Could you transcribe the material below exactly, without leaving out a single line?
-- Start of Dataset records --
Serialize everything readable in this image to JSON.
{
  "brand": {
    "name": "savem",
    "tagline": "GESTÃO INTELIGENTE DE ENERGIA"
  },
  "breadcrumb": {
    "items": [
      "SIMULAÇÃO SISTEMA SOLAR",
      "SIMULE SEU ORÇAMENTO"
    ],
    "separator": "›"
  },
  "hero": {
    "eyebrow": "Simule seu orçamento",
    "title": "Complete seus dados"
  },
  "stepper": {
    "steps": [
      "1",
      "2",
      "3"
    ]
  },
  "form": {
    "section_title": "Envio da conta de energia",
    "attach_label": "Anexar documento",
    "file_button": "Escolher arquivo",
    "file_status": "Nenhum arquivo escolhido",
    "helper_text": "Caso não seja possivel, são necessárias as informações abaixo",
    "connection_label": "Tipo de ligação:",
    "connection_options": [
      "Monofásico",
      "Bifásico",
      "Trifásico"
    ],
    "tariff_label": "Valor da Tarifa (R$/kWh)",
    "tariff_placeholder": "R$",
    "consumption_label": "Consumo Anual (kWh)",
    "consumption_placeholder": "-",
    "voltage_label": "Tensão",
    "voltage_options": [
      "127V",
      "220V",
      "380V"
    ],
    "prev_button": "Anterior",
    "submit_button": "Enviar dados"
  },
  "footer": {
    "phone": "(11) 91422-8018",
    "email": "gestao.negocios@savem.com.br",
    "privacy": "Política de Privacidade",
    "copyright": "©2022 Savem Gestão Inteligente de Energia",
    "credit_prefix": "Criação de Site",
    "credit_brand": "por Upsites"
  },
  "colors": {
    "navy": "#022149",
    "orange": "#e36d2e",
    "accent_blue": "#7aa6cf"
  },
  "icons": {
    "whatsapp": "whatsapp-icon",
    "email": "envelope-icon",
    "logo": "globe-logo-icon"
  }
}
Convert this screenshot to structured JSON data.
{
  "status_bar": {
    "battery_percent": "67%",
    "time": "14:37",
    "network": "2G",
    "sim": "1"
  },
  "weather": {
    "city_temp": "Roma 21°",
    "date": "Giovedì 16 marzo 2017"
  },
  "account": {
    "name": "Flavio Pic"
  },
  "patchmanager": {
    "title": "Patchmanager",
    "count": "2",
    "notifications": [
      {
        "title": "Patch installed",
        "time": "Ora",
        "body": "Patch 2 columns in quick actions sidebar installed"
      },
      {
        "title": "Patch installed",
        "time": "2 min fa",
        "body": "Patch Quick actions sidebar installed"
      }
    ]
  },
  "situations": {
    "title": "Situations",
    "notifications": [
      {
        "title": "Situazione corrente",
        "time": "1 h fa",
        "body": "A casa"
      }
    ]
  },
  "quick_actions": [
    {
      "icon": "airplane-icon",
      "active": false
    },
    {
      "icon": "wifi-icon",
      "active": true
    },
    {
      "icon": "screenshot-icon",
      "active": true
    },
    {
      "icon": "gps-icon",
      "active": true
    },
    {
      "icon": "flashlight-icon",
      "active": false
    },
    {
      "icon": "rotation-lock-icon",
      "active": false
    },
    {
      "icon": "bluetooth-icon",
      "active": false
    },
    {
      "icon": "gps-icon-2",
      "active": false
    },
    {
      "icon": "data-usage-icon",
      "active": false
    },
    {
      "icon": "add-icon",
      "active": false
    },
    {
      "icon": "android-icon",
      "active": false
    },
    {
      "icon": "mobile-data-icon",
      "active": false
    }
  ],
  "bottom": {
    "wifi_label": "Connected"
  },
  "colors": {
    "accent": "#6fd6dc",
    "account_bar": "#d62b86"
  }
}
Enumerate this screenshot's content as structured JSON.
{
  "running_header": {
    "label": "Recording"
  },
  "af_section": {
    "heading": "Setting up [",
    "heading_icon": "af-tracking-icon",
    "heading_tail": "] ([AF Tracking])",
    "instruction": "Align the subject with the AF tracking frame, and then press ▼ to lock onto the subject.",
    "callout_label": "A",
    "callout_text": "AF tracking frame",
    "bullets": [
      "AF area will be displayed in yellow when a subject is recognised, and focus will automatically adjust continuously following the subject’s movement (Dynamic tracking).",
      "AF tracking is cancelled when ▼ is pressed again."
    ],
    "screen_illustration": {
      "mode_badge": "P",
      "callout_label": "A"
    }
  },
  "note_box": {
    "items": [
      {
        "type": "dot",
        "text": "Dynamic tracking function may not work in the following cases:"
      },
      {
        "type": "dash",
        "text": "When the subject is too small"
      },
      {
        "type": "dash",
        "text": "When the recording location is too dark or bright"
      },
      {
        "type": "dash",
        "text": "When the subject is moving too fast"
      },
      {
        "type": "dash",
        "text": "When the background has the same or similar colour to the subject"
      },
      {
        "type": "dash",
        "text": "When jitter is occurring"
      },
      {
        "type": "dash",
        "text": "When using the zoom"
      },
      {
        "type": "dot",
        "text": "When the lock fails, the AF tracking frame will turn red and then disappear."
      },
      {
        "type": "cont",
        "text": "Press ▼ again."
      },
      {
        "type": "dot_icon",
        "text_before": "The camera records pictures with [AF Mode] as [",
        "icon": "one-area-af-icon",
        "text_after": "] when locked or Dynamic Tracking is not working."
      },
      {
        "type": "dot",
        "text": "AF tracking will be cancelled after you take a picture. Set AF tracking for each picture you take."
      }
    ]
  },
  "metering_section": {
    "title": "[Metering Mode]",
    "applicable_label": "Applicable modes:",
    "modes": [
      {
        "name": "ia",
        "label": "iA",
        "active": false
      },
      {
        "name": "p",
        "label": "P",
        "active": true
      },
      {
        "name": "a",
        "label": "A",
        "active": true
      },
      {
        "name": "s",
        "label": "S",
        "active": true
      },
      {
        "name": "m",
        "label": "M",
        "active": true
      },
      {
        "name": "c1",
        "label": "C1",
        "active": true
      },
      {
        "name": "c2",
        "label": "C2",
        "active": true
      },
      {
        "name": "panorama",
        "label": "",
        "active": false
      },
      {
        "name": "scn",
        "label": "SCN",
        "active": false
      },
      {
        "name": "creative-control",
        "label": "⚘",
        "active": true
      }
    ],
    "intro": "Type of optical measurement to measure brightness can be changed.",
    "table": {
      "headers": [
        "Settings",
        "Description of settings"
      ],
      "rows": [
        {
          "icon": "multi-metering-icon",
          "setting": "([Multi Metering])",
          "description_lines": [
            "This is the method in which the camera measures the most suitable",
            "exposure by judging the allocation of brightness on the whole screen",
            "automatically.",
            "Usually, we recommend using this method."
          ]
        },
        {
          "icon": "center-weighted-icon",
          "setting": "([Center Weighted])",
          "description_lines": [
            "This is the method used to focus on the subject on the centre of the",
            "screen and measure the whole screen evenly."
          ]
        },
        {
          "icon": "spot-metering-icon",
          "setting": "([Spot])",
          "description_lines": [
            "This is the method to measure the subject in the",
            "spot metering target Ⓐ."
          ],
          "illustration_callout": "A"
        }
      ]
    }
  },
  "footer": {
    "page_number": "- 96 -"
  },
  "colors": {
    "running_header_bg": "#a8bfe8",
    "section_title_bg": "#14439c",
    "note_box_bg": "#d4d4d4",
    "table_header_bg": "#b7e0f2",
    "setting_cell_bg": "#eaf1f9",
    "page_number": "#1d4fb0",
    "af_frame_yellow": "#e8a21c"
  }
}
-- End of Dataset records --
■ Task response:
Serialize everything readable in this image to JSON.
{
  "brand": {
    "name": "savem",
    "tagline": "GESTÃO INTELIGENTE DE ENERGIA"
  },
  "breadcrumb": {
    "items": [
      "SIMULAÇÃO SISTEMA SOLAR",
      "SIMULE SEU ORÇAMENTO"
    ],
    "separator": "›"
  },
  "hero": {
    "eyebrow": "Simule seu orçamento",
    "title": "Complete seus dados"
  },
  "stepper": {
    "steps": [
      "1",
      "2",
      "3"
    ]
  },
  "form": {
    "section_title": "Envio da conta de energia",
    "attach_label": "Anexar documento",
    "file_button": "Escolher arquivo",
    "file_status": "Nenhum arquivo escolhido",
    "helper_text": "Caso não seja possivel, são necessárias as informações abaixo",
    "connection_label": "Tipo de ligação:",
    "connection_options": [
      "Monofásico",
      "Bifásico",
      "Trifásico"
    ],
    "tariff_label": "Valor da Tarifa (R$/kWh)",
    "tariff_placeholder": "R$",
    "consumption_label": "Consumo Anual (kWh)",
    "consumption_placeholder": "-",
    "voltage_label": "Tensão",
    "voltage_options": [
      "127V",
      "220V",
      "380V"
    ],
    "prev_button": "Anterior",
    "submit_button": "Enviar dados"
  },
  "footer": {
    "phone": "(11) 91422-8018",
    "email": "gestao.negocios@savem.com.br",
    "privacy": "Política de Privacidade",
    "copyright": "©2022 Savem Gestão Inteligente de Energia",
    "credit_prefix": "Criação de Site",
    "credit_brand": "por Upsites"
  },
  "colors": {
    "navy": "#022149",
    "orange": "#e36d2e",
    "accent_blue": "#7aa6cf"
  },
  "icons": {
    "whatsapp": "whatsapp-icon",
    "email": "envelope-icon",
    "logo": "globe-logo-icon"
  }
}
Convert this screenshot to structured JSON data.
{
  "status_bar": {
    "battery_percent": "67%",
    "time": "14:37",
    "network": "2G",
    "sim": "1"
  },
  "weather": {
    "city_temp": "Roma 21°",
    "date": "Giovedì 16 marzo 2017"
  },
  "account": {
    "name": "Flavio Pic"
  },
  "patchmanager": {
    "title": "Patchmanager",
    "count": "2",
    "notifications": [
      {
        "title": "Patch installed",
        "time": "Ora",
        "body": "Patch 2 columns in quick actions sidebar installed"
      },
      {
        "title": "Patch installed",
        "time": "2 min fa",
        "body": "Patch Quick actions sidebar installed"
      }
    ]
  },
  "situations": {
    "title": "Situations",
    "notifications": [
      {
        "title": "Situazione corrente",
        "time": "1 h fa",
        "body": "A casa"
      }
    ]
  },
  "quick_actions": [
    {
      "icon": "airplane-icon",
      "active": false
    },
    {
      "icon": "wifi-icon",
      "active": true
    },
    {
      "icon": "screenshot-icon",
      "active": true
    },
    {
      "icon": "gps-icon",
      "active": true
    },
    {
      "icon": "flashlight-icon",
      "active": false
    },
    {
      "icon": "rotation-lock-icon",
      "active": false
    },
    {
      "icon": "bluetooth-icon",
      "active": false
    },
    {
      "icon": "gps-icon-2",
      "active": false
    },
    {
      "icon": "data-usage-icon",
      "active": false
    },
    {
      "icon": "add-icon",
      "active": false
    },
    {
      "icon": "android-icon",
      "active": false
    },
    {
      "icon": "mobile-data-icon",
      "active": false
    }
  ],
  "bottom": {
    "wifi_label": "Connected"
  },
  "colors": {
    "accent": "#6fd6dc",
    "account_bar": "#d62b86"
  }
}
Enumerate this screenshot's content as structured JSON.
{
  "running_header": {
    "label": "Recording"
  },
  "af_section": {
    "heading": "Setting up [",
    "heading_icon": "af-tracking-icon",
    "heading_tail": "] ([AF Tracking])",
    "instruction": "Align the subject with the AF tracking frame, and then press ▼ to lock onto the subject.",
    "callout_label": "A",
    "callout_text": "AF tracking frame",
    "bullets": [
      "AF area will be displayed in yellow when a subject is recognised, and focus will automatically adjust continuously following the subject’s movement (Dynamic tracking).",
      "AF tracking is cancelled when ▼ is pressed again."
    ],
    "screen_illustration": {
      "mode_badge": "P",
      "callout_label": "A"
    }
  },
  "note_box": {
    "items": [
      {
        "type": "dot",
        "text": "Dynamic tracking function may not work in the following cases:"
      },
      {
        "type": "dash",
        "text": "When the subject is too small"
      },
      {
        "type": "dash",
        "text": "When the recording location is too dark or bright"
      },
      {
        "type": "dash",
        "text": "When the subject is moving too fast"
      },
      {
        "type": "dash",
        "text": "When the background has the same or similar colour to the subject"
      },
      {
        "type": "dash",
        "text": "When jitter is occurring"
      },
      {
        "type": "dash",
        "text": "When using the zoom"
      },
      {
        "type": "dot",
        "text": "When the lock fails, the AF tracking frame will turn red and then disappear."
      },
      {
        "type": "cont",
        "text": "Press ▼ again."
      },
      {
        "type": "dot_icon",
        "text_before": "The camera records pictures with [AF Mode] as [",
        "icon": "one-area-af-icon",
        "text_after": "] when locked or Dynamic Tracking is not working."
      },
      {
        "type": "dot",
        "text": "AF tracking will be cancelled after you take a picture. Set AF tracking for each picture you take."
      }
    ]
  },
  "metering_section": {
    "title": "[Metering Mode]",
    "applicable_label": "Applicable modes:",
    "modes": [
      {
        "name": "ia",
        "label": "iA",
        "active": false
      },
      {
        "name": "p",
        "label": "P",
        "active": true
      },
      {
        "name": "a",
        "label": "A",
        "active": true
      },
      {
        "name": "s",
        "label": "S",
        "active": true
      },
      {
        "name": "m",
        "label": "M",
        "active": true
      },
      {
        "name": "c1",
        "label": "C1",
        "active": true
      },
      {
        "name": "c2",
        "label": "C2",
        "active": true
      },
      {
        "name": "panorama",
        "label": "",
        "active": false
      },
      {
        "name": "scn",
        "label": "SCN",
        "active": false
      },
      {
        "name": "creative-control",
        "label": "⚘",
        "active": true
      }
    ],
    "intro": "Type of optical measurement to measure brightness can be changed.",
    "table": {
      "headers": [
        "Settings",
        "Description of settings"
      ],
      "rows": [
        {
          "icon": "multi-metering-icon",
          "setting": "([Multi Metering])",
          "description_lines": [
            "This is the method in which the camera measures the most suitable",
            "exposure by judging the allocation of brightness on the whole screen",
            "automatically.",
            "Usually, we recommend using this method."
          ]
        },
        {
          "icon": "center-weighted-icon",
          "setting": "([Center Weighted])",
          "description_lines": [
            "This is the method used to focus on the subject on the centre of the",
            "screen and measure the whole screen evenly."
          ]
        },
        {
          "icon": "spot-metering-icon",
          "setting": "([Spot])",
          "description_lines": [
            "This is the method to measure the subject in the",
            "spot metering target Ⓐ."
          ],
          "illustration_callout": "A"
        }
      ]
    }
  },
  "footer": {
    "page_number": "- 96 -"
  },
  "colors": {
    "running_header_bg": "#a8bfe8",
    "section_title_bg": "#14439c",
    "note_box_bg": "#d4d4d4",
    "table_header_bg": "#b7e0f2",
    "setting_cell_bg": "#eaf1f9",
    "page_number": "#1d4fb0",
    "af_frame_yellow": "#e8a21c"
  }
}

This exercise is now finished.